- _Kaynak metin_:
----------------

Akdeniz Diyalog Forumu'nda Libya kriziyle ilgili karamsar tablo

BM Libya Özel Temsilcisi Gassan Selame ve İtalya Dışişleri Bakanı Luigi Di Maio’nun cuma akşamı Roma’da gerçekleştirdikleri görüşmeden bir kare (EPA)
BM Libya Özel Temsilcisi Gassan Selame ve İtalya Dışişleri Bakanı Luigi Di Maio’nun cuma akşamı Roma’da gerçekleştirdikleri görüşmeden bir kare (EPA)
TT

Akdeniz Diyalog Forumu'nda Libya kriziyle ilgili karamsar tablo

BM Libya Özel Temsilcisi Gassan Selame ve İtalya Dışişleri Bakanı Luigi Di Maio’nun cuma akşamı Roma’da gerçekleştirdikleri görüşmeden bir kare (EPA)
BM Libya Özel Temsilcisi Gassan Selame ve İtalya Dışişleri Bakanı Luigi Di Maio’nun cuma akşamı Roma’da gerçekleştirdikleri görüşmeden bir kare (EPA)

Birleşmiş Milletler (BM) Libya Özel Temsilcisi Gassan Selame’nin Libya kriziyle ilgili çizdiği resim pekte iyimser değil. Selame’nin de geçtiğimiz aylarda açıkladığı üzere ülkeye yönelik uluslararası müdahaleler artarken, iç bölünmelere, Birleşmiş Milletler Güvenlik Konseyi'ndeki (BMGK) ve hatta Avrupa Birliği’ndeki (AB) dış bölünmelerin eklenmesiyle mevcut durum daha da derinleşti.
Ancak bu karamsar tabloya rağmen BM Libya Özel Temsilcisi Selame, İtalya’nın başkenti Roma’da düzenlenen 5. Akdeniz Diyalog Forumu’nun ikinci ve son gününde, birkaç aylık gecikmeye rağmen geçtiğimiz sonbaharda Almanya tarafından ilan edilen Libya ile ilgili Berlin konferansına yönelik hazırlıkların sona yaklaştığını açıkladı.
Önümüzdeki yılın ilk iki ayında gerçekleşecek olan zirve öncesindeki son hazırlık toplantısının, yarın Almanya’nın başkentinde gerçekleşeceğini söyleyen Selame, katılımcı tarafların uluslararası bir uzlaşı anlaşması imzalamalarının beklendiğini ifade etti. Selame, Berlin konferansı gerçekleştiği anda, Libya’daki taraflar arasındaki siyasi sürecin de Cenevre’de başlatılması gerektiğini vurguladı.
Libya’daki tarafların Berlin sürecinden dışlanmasına ilişkin bir soruya ise Selame, bunun sorumluluğunu aldığını ve planın iki aşamadan oluştuğunu söyleyerek cevap verdi. Selame, planın ilk aşamasının, uluslararası fikir birliği sağlamak olduğunu, başka bir deyişle Libya’daki tarafları yeni bir anayasa ve istedikleri yönetim biçimini görüşmek üzere diyalog masasına oturmalarının sağlanması olduğunu söyledi.

----------------

- _Verilen görev_:
Yukarıdaki Libya krizi haberini son cümlesinin ardından sürdürün. Aşağıdaki satırların Libya krizi haberiyle herhangi bir bağlantısı yoktur.

Yerleşim öğesi girdileri:
----------------

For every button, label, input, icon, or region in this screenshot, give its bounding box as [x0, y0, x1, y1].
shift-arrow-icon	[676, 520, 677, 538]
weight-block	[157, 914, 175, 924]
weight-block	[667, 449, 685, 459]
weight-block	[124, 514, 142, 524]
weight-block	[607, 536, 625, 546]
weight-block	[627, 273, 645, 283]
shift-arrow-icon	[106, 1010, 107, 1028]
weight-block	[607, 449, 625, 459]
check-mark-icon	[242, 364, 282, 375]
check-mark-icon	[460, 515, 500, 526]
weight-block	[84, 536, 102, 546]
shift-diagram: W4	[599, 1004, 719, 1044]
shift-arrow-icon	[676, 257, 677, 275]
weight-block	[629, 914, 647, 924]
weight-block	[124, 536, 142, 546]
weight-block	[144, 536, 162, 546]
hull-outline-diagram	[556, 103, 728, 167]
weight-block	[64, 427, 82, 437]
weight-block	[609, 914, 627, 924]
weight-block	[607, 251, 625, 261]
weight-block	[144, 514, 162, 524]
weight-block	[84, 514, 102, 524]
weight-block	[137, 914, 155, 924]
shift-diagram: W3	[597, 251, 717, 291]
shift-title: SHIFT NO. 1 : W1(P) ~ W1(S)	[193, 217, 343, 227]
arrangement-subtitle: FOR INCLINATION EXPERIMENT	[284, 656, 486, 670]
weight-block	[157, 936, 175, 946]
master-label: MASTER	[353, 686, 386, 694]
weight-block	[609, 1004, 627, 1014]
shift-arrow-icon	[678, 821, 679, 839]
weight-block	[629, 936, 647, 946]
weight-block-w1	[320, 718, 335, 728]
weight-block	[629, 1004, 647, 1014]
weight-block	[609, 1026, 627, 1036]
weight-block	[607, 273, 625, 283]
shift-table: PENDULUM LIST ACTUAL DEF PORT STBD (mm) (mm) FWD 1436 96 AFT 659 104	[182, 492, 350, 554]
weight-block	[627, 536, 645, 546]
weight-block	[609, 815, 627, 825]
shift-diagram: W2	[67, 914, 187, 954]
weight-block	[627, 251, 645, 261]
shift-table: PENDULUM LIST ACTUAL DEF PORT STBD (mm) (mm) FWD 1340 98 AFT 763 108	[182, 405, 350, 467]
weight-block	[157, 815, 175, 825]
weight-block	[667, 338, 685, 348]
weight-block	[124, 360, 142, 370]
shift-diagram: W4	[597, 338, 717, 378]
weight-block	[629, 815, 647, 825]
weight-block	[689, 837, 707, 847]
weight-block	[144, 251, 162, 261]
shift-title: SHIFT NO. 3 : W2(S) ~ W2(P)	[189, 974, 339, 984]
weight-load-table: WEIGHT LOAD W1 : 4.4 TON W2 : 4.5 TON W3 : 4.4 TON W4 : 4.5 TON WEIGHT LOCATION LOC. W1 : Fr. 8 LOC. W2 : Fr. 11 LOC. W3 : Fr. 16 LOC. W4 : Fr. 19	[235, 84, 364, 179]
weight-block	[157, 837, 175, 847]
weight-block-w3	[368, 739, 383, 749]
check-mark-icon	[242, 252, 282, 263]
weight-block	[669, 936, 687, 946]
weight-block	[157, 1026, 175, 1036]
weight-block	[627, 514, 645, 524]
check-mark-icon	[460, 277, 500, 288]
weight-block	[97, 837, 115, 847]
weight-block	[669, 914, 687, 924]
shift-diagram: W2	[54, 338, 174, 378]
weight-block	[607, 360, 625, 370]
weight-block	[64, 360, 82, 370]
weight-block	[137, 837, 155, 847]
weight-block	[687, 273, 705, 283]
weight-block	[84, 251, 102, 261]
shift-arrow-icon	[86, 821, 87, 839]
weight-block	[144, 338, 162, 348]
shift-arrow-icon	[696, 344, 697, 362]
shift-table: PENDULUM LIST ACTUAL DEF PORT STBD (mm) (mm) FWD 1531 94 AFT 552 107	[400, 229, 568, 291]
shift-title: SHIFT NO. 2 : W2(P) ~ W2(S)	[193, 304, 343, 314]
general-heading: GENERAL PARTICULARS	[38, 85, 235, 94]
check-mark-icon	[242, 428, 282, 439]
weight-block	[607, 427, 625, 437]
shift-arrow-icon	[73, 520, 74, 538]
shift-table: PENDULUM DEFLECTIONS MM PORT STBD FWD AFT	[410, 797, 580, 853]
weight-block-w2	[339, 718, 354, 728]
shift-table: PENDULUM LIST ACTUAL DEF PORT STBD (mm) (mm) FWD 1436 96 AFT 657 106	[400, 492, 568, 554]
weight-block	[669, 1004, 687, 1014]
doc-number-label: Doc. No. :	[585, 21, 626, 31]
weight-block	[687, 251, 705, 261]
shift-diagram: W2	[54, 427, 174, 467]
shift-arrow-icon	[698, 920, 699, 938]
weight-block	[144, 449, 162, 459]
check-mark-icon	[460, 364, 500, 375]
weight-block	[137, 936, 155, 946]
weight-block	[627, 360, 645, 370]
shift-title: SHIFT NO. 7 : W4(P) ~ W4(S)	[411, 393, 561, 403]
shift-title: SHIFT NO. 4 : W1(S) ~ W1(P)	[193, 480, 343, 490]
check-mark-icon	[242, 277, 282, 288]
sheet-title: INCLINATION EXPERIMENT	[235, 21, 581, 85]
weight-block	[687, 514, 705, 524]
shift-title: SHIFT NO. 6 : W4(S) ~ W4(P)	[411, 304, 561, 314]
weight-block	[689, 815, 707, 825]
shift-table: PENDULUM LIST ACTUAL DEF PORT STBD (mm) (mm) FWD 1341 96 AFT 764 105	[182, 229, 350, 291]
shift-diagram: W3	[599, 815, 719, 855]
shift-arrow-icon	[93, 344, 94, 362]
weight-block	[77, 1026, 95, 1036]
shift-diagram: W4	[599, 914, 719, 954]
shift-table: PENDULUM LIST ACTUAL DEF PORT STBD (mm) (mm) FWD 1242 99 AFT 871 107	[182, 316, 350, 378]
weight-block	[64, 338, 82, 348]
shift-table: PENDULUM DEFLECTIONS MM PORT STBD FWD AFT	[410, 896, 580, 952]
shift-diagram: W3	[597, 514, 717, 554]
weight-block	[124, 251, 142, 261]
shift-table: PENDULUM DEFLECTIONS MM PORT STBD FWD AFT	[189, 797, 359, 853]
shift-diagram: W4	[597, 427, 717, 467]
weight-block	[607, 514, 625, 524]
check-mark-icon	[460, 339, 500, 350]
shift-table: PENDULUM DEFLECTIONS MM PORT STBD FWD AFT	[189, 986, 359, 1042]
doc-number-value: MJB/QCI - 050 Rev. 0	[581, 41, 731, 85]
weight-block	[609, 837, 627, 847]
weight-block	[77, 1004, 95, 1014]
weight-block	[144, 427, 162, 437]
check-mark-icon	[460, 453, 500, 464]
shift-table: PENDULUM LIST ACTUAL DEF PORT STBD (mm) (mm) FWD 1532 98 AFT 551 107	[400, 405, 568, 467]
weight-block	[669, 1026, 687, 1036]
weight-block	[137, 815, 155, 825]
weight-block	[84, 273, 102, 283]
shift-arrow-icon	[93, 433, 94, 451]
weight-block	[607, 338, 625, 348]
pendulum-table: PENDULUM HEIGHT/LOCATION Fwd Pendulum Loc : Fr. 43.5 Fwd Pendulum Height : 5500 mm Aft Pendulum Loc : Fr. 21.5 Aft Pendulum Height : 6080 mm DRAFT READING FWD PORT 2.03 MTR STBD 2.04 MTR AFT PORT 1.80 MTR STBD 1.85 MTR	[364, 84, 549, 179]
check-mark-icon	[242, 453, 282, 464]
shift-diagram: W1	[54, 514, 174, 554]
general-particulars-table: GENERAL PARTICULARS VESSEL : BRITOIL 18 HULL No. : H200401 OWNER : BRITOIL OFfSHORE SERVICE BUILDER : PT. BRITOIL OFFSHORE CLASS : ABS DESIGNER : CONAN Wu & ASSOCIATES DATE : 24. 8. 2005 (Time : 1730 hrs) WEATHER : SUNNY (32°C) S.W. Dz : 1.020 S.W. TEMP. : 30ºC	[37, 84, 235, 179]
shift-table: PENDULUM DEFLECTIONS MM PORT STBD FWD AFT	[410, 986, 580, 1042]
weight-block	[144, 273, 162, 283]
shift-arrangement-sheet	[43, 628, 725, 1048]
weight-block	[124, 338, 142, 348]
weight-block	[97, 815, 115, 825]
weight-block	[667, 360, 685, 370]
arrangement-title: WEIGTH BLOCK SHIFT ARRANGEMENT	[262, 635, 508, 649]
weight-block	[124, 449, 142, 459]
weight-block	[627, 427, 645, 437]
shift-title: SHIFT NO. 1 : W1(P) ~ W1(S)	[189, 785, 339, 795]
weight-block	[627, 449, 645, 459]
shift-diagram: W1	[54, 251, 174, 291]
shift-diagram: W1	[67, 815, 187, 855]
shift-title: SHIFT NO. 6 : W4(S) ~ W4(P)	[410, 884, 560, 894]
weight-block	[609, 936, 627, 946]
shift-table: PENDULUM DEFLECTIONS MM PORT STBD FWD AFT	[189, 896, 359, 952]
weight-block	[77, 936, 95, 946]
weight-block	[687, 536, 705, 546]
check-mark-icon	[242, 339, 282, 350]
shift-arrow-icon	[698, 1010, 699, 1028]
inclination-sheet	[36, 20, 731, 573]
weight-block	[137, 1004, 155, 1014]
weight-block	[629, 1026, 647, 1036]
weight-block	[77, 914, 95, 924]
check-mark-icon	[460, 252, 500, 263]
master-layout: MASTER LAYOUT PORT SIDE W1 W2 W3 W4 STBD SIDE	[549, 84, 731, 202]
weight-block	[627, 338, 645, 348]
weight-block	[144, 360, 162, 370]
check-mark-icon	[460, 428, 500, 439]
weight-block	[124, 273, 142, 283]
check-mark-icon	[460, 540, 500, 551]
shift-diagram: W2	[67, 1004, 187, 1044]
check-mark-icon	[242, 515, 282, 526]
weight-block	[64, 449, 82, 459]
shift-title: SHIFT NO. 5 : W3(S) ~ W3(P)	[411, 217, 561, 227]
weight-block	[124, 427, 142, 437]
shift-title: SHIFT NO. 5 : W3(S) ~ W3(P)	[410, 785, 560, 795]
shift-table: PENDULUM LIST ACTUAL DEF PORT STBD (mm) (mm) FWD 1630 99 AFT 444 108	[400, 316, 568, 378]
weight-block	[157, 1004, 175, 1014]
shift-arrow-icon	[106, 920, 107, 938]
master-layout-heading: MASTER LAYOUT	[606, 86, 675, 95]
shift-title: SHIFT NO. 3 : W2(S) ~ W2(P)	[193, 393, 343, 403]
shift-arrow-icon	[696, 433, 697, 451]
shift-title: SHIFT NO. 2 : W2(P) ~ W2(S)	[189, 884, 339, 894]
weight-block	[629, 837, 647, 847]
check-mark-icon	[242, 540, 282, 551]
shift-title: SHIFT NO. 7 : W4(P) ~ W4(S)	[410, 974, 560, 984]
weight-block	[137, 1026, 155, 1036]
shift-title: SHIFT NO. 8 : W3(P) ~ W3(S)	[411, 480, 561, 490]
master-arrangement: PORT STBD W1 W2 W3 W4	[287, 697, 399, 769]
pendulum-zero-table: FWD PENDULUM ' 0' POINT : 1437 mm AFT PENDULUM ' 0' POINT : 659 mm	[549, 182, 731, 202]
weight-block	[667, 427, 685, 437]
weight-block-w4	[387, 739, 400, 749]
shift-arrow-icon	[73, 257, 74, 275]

----------------

- _Sonuç aşağıda_:
Ancak Selame, ‘Berlin Anlaşması’nı imzalayacak olan uluslararası tarafların taahhütlerini yerine getirmemesinden çekiniyor. Bazı tarafların açık açık görüşlerini ifade ettiğini bazı tarafların ise düşüncelerini gizlediğini söyleyen Selame, eğer ateşkes ilan edilirse Libya'da herhangi bir barış gücünün konuşlandırılma ihtimali olmadığını vurguladı.
Selame, Libya’daki mevcut savaş durumuna ve özellikle tek seçeneğin ‘kan banyosu’ olduğuna, kaosun Mısır, Sudan, Çad, Cezayir ve diğer ülkelere sıçrayabileceğine ve yeni bir göç krizi yaşanabileceğine inanan Mareşal Halife Hafter liderliğindeki Libya Ulusal Ordusu (LUO) güçlerinin hala Trablus’a doğru ilerlemesine rağmen siyasi sürecin başarılı olacağı konusunda iyimser bir tutum sergiliyor.
Öte yandan Fayiz es-Serrac başkanlığındaki Ulusal Mutabakat Hükümeti'nin (UMH) Dışişleri Bakanı Muhammed et-Tahir Seyyale, Roma’daki forum kapsamında katıldığı Libya özel oturumda her ne kadar hükümetinin BM’nin gösterdiği çabalara büyük ölçüde güveniyor olsa da Berlin Zirvesi’ne hazırlık sürecinde ‘Trablus’un düşebileceğine’ dair endişeleri olduğunu ifade etti. Siyasi bir süreç başlatılmadan önce ateşkes ilan edilmesi çağrısı yapan Seyyale ayrıca Rusya'nın Libya’daki krize müdahalesinin ‘durumu daha da karmaşık bir hale getirdiğini’ söyledi.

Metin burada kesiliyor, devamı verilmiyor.